[start]
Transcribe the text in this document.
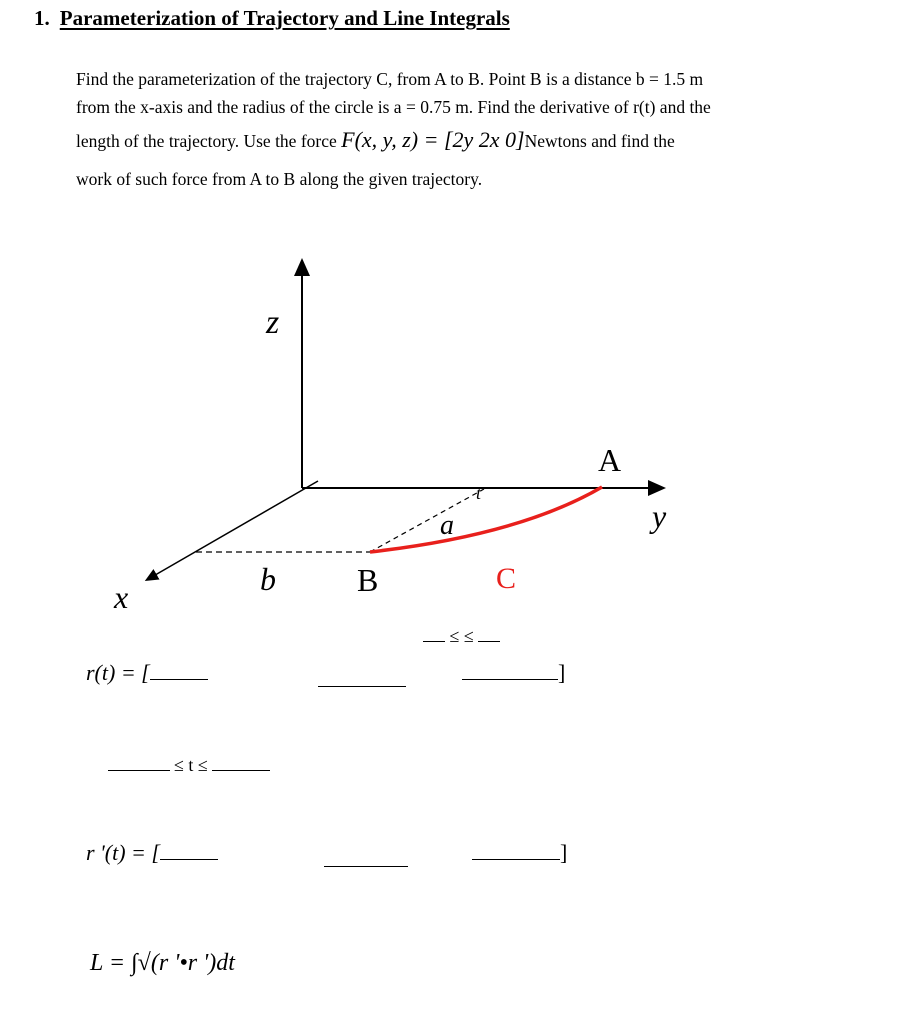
1. Parameterization of Trajectory and Line Integrals
Find the parameterization of the trajectory C, from A to B. Point B is a distance b = 1.5 m
from the x-axis and the radius of the circle is a = 0.75 m. Find the derivative of r(t) and the
length of the trajectory. Use the force F(x, y, z) = [2y 2x 0]Newtons and find the
work of such force from A to B along the given trajectory.
z
y
x
a
t
b
A
B	C
≤ ≤
r(t) = [	]
≤ t ≤
r '(t) = [	]
L = ∫√(r '•r ')dt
[end]
■ Instructions for the task
Make an exact copy of all the material, but keep the pictures out of it.

■ Solution for this exercise
Transcribe the text in this document.
1. Parameterization of Trajectory and Line Integrals
Find the parameterization of the trajectory C, from A to B. Point B is a distance b = 1.5 m
from the x-axis and the radius of the circle is a = 0.75 m. Find the derivative of r(t) and the
length of the trajectory. Use the force F(x, y, z) = [2y 2x 0]Newtons and find the
work of such force from A to B along the given trajectory.
z
y
x
a
t
b
A
B	C
≤ ≤
r(t) = [	]
≤ t ≤
r '(t) = [	]
L = ∫√(r '•r ')dt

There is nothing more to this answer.